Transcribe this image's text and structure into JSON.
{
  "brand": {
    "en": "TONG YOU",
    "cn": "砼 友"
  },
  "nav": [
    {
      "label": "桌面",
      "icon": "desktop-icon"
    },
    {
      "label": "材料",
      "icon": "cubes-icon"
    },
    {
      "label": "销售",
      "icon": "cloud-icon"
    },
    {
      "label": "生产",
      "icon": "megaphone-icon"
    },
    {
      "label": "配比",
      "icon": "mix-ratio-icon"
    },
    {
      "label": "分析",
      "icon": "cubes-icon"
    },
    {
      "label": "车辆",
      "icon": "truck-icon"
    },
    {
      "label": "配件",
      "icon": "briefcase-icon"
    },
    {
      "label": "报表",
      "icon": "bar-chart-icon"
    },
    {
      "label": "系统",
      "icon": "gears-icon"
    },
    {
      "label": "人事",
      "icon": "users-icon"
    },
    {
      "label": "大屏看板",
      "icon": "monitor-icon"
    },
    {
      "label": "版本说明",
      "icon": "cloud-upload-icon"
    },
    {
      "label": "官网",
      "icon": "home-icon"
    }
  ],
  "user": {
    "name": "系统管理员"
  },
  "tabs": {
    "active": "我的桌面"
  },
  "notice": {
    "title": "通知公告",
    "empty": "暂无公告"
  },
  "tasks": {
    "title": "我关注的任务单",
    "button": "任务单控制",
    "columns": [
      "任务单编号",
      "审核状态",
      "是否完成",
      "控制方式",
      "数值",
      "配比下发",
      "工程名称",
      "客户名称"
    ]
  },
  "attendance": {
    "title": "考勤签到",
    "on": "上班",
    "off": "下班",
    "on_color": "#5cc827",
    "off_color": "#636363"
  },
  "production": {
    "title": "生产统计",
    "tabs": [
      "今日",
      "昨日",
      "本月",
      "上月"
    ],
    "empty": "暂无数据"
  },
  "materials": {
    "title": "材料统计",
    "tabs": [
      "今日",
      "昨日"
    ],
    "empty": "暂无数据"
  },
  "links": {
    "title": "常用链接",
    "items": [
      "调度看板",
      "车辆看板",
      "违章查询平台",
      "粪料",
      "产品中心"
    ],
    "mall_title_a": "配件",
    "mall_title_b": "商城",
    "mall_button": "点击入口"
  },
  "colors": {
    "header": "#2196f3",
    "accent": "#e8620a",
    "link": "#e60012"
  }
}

------------------------------------

## Exercise brief
Your task is to transcribe the material exactly.

## Finished task
Transcribe this image's text and structure into JSON.
{
  "brand": {
    "en": "TONG YOU",
    "cn": "砼 友"
  },
  "nav": [
    {
      "label": "桌面",
      "icon": "desktop-icon"
    },
    {
      "label": "材料",
      "icon": "cubes-icon"
    },
    {
      "label": "销售",
      "icon": "cloud-icon"
    },
    {
      "label": "生产",
      "icon": "megaphone-icon"
    },
    {
      "label": "配比",
      "icon": "mix-ratio-icon"
    },
    {
      "label": "分析",
      "icon": "cubes-icon"
    },
    {
      "label": "车辆",
      "icon": "truck-icon"
    },
    {
      "label": "配件",
      "icon": "briefcase-icon"
    },
    {
      "label": "报表",
      "icon": "bar-chart-icon"
    },
    {
      "label": "系统",
      "icon": "gears-icon"
    },
    {
      "label": "人事",
      "icon": "users-icon"
    },
    {
      "label": "大屏看板",
      "icon": "monitor-icon"
    },
    {
      "label": "版本说明",
      "icon": "cloud-upload-icon"
    },
    {
      "label": "官网",
      "icon": "home-icon"
    }
  ],
  "user": {
    "name": "系统管理员"
  },
  "tabs": {
    "active": "我的桌面"
  },
  "notice": {
    "title": "通知公告",
    "empty": "暂无公告"
  },
  "tasks": {
    "title": "我关注的任务单",
    "button": "任务单控制",
    "columns": [
      "任务单编号",
      "审核状态",
      "是否完成",
      "控制方式",
      "数值",
      "配比下发",
      "工程名称",
      "客户名称"
    ]
  },
  "attendance": {
    "title": "考勤签到",
    "on": "上班",
    "off": "下班",
    "on_color": "#5cc827",
    "off_color": "#636363"
  },
  "production": {
    "title": "生产统计",
    "tabs": [
      "今日",
      "昨日",
      "本月",
      "上月"
    ],
    "empty": "暂无数据"
  },
  "materials": {
    "title": "材料统计",
    "tabs": [
      "今日",
      "昨日"
    ],
    "empty": "暂无数据"
  },
  "links": {
    "title": "常用链接",
    "items": [
      "调度看板",
      "车辆看板",
      "违章查询平台",
      "粪料",
      "产品中心"
    ],
    "mall_title_a": "配件",
    "mall_title_b": "商城",
    "mall_button": "点击入口"
  },
  "colors": {
    "header": "#2196f3",
    "accent": "#e8620a",
    "link": "#e60012"
  }
}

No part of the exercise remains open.